> [CHALLENGE]
Write out each record again exactly as it stands.

> [MATERIAL PROVIDED]
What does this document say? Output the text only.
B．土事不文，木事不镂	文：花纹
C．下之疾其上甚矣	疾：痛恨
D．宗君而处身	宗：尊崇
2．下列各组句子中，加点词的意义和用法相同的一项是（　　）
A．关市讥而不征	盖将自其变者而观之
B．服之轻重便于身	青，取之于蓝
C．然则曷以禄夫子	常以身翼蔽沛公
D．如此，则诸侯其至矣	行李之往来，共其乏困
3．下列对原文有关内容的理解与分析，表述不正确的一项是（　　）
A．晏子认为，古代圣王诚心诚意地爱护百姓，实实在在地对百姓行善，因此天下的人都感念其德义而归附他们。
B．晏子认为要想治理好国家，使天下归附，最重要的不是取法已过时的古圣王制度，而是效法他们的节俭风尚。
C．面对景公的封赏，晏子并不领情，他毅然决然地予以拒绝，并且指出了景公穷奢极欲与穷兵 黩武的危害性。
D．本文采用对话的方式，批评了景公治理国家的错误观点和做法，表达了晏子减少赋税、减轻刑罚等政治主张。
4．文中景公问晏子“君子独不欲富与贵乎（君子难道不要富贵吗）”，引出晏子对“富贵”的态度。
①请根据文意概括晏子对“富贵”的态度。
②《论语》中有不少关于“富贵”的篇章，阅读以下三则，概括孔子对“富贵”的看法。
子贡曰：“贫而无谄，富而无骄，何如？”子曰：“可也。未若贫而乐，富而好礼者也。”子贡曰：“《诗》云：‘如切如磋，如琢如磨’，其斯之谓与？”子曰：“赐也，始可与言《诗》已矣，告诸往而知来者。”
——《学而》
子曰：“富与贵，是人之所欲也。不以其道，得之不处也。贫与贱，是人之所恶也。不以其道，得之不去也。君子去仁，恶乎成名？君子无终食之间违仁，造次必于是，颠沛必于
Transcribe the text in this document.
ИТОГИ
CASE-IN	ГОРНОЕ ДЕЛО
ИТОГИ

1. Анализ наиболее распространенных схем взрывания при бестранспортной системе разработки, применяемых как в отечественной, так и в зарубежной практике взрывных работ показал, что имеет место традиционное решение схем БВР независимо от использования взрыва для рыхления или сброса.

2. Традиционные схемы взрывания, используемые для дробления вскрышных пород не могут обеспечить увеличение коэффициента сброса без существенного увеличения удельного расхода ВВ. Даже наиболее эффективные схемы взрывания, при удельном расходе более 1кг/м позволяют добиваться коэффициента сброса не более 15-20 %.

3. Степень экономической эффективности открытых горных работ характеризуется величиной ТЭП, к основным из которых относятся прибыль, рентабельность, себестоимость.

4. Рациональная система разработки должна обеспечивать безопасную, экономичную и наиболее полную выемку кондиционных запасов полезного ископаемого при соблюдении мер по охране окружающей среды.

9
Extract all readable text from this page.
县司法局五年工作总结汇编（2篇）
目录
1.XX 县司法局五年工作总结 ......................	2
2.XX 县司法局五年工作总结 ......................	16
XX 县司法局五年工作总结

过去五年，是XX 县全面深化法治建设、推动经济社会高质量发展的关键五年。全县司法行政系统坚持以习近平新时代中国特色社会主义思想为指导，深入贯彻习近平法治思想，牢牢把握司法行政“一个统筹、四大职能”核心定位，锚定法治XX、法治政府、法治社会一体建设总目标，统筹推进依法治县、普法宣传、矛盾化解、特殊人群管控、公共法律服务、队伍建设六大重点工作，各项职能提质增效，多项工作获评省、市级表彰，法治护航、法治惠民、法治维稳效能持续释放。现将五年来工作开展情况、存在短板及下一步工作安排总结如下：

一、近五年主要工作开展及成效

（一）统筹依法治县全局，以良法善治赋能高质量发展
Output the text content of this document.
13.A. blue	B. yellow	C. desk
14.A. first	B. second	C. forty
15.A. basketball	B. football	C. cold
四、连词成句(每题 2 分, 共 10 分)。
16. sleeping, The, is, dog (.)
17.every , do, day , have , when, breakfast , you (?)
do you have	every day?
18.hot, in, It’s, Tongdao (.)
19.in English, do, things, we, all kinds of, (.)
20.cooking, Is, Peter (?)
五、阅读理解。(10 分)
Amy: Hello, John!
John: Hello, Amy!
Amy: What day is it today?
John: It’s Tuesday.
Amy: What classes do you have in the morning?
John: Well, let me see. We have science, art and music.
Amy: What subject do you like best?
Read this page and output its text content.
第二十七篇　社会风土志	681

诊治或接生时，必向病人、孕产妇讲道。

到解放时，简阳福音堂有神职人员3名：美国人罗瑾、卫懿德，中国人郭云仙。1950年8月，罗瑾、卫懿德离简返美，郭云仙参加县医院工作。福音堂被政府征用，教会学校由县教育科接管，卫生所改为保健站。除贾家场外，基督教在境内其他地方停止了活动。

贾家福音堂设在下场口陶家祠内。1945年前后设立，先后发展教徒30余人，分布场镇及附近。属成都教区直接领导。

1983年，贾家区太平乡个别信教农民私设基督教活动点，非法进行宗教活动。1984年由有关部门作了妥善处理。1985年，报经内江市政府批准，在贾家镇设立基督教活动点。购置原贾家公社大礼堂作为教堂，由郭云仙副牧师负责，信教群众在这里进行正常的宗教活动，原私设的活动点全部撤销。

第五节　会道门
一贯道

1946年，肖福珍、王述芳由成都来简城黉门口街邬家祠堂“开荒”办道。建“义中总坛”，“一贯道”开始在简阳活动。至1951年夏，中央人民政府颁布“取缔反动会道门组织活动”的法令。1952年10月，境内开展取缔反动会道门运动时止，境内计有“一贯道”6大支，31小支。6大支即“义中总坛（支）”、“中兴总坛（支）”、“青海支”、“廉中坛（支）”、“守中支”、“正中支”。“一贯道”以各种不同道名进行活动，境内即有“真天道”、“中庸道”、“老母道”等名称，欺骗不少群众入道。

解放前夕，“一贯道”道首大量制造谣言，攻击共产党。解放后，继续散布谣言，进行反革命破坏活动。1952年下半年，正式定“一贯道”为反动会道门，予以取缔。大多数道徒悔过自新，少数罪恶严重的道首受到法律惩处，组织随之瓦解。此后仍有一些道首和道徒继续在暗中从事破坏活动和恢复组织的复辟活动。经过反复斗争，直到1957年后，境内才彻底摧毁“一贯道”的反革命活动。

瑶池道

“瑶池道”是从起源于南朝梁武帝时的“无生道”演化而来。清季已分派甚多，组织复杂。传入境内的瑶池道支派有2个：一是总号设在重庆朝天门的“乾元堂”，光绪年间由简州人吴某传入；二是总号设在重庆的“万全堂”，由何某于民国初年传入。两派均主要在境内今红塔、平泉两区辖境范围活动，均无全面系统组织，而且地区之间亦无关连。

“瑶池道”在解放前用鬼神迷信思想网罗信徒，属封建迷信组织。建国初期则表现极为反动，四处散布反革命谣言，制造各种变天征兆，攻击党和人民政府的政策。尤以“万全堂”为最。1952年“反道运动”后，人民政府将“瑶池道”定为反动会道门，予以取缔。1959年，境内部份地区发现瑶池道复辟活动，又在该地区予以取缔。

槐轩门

> [TASK ANSWER]
What does this document say? Output the text only.
B．土事不文，木事不镂	文：花纹
C．下之疾其上甚矣	疾：痛恨
D．宗君而处身	宗：尊崇
2．下列各组句子中，加点词的意义和用法相同的一项是（　　）
A．关市讥而不征	盖将自其变者而观之
B．服之轻重便于身	青，取之于蓝
C．然则曷以禄夫子	常以身翼蔽沛公
D．如此，则诸侯其至矣	行李之往来，共其乏困
3．下列对原文有关内容的理解与分析，表述不正确的一项是（　　）
A．晏子认为，古代圣王诚心诚意地爱护百姓，实实在在地对百姓行善，因此天下的人都感念其德义而归附他们。
B．晏子认为要想治理好国家，使天下归附，最重要的不是取法已过时的古圣王制度，而是效法他们的节俭风尚。
C．面对景公的封赏，晏子并不领情，他毅然决然地予以拒绝，并且指出了景公穷奢极欲与穷兵 黩武的危害性。
D．本文采用对话的方式，批评了景公治理国家的错误观点和做法，表达了晏子减少赋税、减轻刑罚等政治主张。
4．文中景公问晏子“君子独不欲富与贵乎（君子难道不要富贵吗）”，引出晏子对“富贵”的态度。
①请根据文意概括晏子对“富贵”的态度。
②《论语》中有不少关于“富贵”的篇章，阅读以下三则，概括孔子对“富贵”的看法。
子贡曰：“贫而无谄，富而无骄，何如？”子曰：“可也。未若贫而乐，富而好礼者也。”子贡曰：“《诗》云：‘如切如磋，如琢如磨’，其斯之谓与？”子曰：“赐也，始可与言《诗》已矣，告诸往而知来者。”
——《学而》
子曰：“富与贵，是人之所欲也。不以其道，得之不处也。贫与贱，是人之所恶也。不以其道，得之不去也。君子去仁，恶乎成名？君子无终食之间违仁，造次必于是，颠沛必于
Transcribe the text in this document.
ИТОГИ
CASE-IN	ГОРНОЕ ДЕЛО
ИТОГИ

1. Анализ наиболее распространенных схем взрывания при бестранспортной системе разработки, применяемых как в отечественной, так и в зарубежной практике взрывных работ показал, что имеет место традиционное решение схем БВР независимо от использования взрыва для рыхления или сброса.

2. Традиционные схемы взрывания, используемые для дробления вскрышных пород не могут обеспечить увеличение коэффициента сброса без существенного увеличения удельного расхода ВВ. Даже наиболее эффективные схемы взрывания, при удельном расходе более 1кг/м позволяют добиваться коэффициента сброса не более 15-20 %.

3. Степень экономической эффективности открытых горных работ характеризуется величиной ТЭП, к основным из которых относятся прибыль, рентабельность, себестоимость.

4. Рациональная система разработки должна обеспечивать безопасную, экономичную и наиболее полную выемку кондиционных запасов полезного ископаемого при соблюдении мер по охране окружающей среды.

9
Extract all readable text from this page.
县司法局五年工作总结汇编（2篇）
目录
1.XX 县司法局五年工作总结 ......................	2
2.XX 县司法局五年工作总结 ......................	16
XX 县司法局五年工作总结

过去五年，是XX 县全面深化法治建设、推动经济社会高质量发展的关键五年。全县司法行政系统坚持以习近平新时代中国特色社会主义思想为指导，深入贯彻习近平法治思想，牢牢把握司法行政“一个统筹、四大职能”核心定位，锚定法治XX、法治政府、法治社会一体建设总目标，统筹推进依法治县、普法宣传、矛盾化解、特殊人群管控、公共法律服务、队伍建设六大重点工作，各项职能提质增效，多项工作获评省、市级表彰，法治护航、法治惠民、法治维稳效能持续释放。现将五年来工作开展情况、存在短板及下一步工作安排总结如下：

一、近五年主要工作开展及成效

（一）统筹依法治县全局，以良法善治赋能高质量发展
Output the text content of this document.
13.A. blue	B. yellow	C. desk
14.A. first	B. second	C. forty
15.A. basketball	B. football	C. cold
四、连词成句(每题 2 分, 共 10 分)。
16. sleeping, The, is, dog (.)
17.every , do, day , have , when, breakfast , you (?)
do you have	every day?
18.hot, in, It’s, Tongdao (.)
19.in English, do, things, we, all kinds of, (.)
20.cooking, Is, Peter (?)
五、阅读理解。(10 分)
Amy: Hello, John!
John: Hello, Amy!
Amy: What day is it today?
John: It’s Tuesday.
Amy: What classes do you have in the morning?
John: Well, let me see. We have science, art and music.
Amy: What subject do you like best?
Read this page and output its text content.
第二十七篇　社会风土志	681

诊治或接生时，必向病人、孕产妇讲道。

到解放时，简阳福音堂有神职人员3名：美国人罗瑾、卫懿德，中国人郭云仙。1950年8月，罗瑾、卫懿德离简返美，郭云仙参加县医院工作。福音堂被政府征用，教会学校由县教育科接管，卫生所改为保健站。除贾家场外，基督教在境内其他地方停止了活动。

贾家福音堂设在下场口陶家祠内。1945年前后设立，先后发展教徒30余人，分布场镇及附近。属成都教区直接领导。

1983年，贾家区太平乡个别信教农民私设基督教活动点，非法进行宗教活动。1984年由有关部门作了妥善处理。1985年，报经内江市政府批准，在贾家镇设立基督教活动点。购置原贾家公社大礼堂作为教堂，由郭云仙副牧师负责，信教群众在这里进行正常的宗教活动，原私设的活动点全部撤销。

第五节　会道门
一贯道

1946年，肖福珍、王述芳由成都来简城黉门口街邬家祠堂“开荒”办道。建“义中总坛”，“一贯道”开始在简阳活动。至1951年夏，中央人民政府颁布“取缔反动会道门组织活动”的法令。1952年10月，境内开展取缔反动会道门运动时止，境内计有“一贯道”6大支，31小支。6大支即“义中总坛（支）”、“中兴总坛（支）”、“青海支”、“廉中坛（支）”、“守中支”、“正中支”。“一贯道”以各种不同道名进行活动，境内即有“真天道”、“中庸道”、“老母道”等名称，欺骗不少群众入道。

解放前夕，“一贯道”道首大量制造谣言，攻击共产党。解放后，继续散布谣言，进行反革命破坏活动。1952年下半年，正式定“一贯道”为反动会道门，予以取缔。大多数道徒悔过自新，少数罪恶严重的道首受到法律惩处，组织随之瓦解。此后仍有一些道首和道徒继续在暗中从事破坏活动和恢复组织的复辟活动。经过反复斗争，直到1957年后，境内才彻底摧毁“一贯道”的反革命活动。

瑶池道

“瑶池道”是从起源于南朝梁武帝时的“无生道”演化而来。清季已分派甚多，组织复杂。传入境内的瑶池道支派有2个：一是总号设在重庆朝天门的“乾元堂”，光绪年间由简州人吴某传入；二是总号设在重庆的“万全堂”，由何某于民国初年传入。两派均主要在境内今红塔、平泉两区辖境范围活动，均无全面系统组织，而且地区之间亦无关连。

“瑶池道”在解放前用鬼神迷信思想网罗信徒，属封建迷信组织。建国初期则表现极为反动，四处散布反革命谣言，制造各种变天征兆，攻击党和人民政府的政策。尤以“万全堂”为最。1952年“反道运动”后，人民政府将“瑶池道”定为反动会道门，予以取缔。1959年，境内部份地区发现瑶池道复辟活动，又在该地区予以取缔。

槐轩门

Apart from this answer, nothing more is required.